-- start Supplied data --
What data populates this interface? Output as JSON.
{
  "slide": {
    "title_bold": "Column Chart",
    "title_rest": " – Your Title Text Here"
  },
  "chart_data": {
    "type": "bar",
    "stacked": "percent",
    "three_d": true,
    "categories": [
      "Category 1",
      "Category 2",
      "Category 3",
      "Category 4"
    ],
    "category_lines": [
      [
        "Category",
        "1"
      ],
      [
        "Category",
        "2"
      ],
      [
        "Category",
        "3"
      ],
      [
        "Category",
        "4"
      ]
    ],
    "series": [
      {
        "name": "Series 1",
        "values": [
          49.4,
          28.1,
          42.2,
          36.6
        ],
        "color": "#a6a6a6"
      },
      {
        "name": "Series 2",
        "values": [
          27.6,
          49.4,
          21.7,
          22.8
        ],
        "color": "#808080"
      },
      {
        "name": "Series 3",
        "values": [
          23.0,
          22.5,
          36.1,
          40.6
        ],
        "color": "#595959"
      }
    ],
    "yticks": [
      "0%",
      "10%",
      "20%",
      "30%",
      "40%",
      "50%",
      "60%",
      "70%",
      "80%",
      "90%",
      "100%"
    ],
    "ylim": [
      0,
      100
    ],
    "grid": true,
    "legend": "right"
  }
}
-- end Supplied data --
▸ **Task statement**:
Your task is to repeat every line exactly.

▸ **Written answer**:
What data populates this interface? Output as JSON.
{
  "slide": {
    "title_bold": "Column Chart",
    "title_rest": " – Your Title Text Here"
  },
  "chart_data": {
    "type": "bar",
    "stacked": "percent",
    "three_d": true,
    "categories": [
      "Category 1",
      "Category 2",
      "Category 3",
      "Category 4"
    ],
    "category_lines": [
      [
        "Category",
        "1"
      ],
      [
        "Category",
        "2"
      ],
      [
        "Category",
        "3"
      ],
      [
        "Category",
        "4"
      ]
    ],
    "series": [
      {
        "name": "Series 1",
        "values": [
          49.4,
          28.1,
          42.2,
          36.6
        ],
        "color": "#a6a6a6"
      },
      {
        "name": "Series 2",
        "values": [
          27.6,
          49.4,
          21.7,
          22.8
        ],
        "color": "#808080"
      },
      {
        "name": "Series 3",
        "values": [
          23.0,
          22.5,
          36.1,
          40.6
        ],
        "color": "#595959"
      }
    ],
    "yticks": [
      "0%",
      "10%",
      "20%",
      "30%",
      "40%",
      "50%",
      "60%",
      "70%",
      "80%",
      "90%",
      "100%"
    ],
    "ylim": [
      0,
      100
    ],
    "grid": true,
    "legend": "right"
  }
}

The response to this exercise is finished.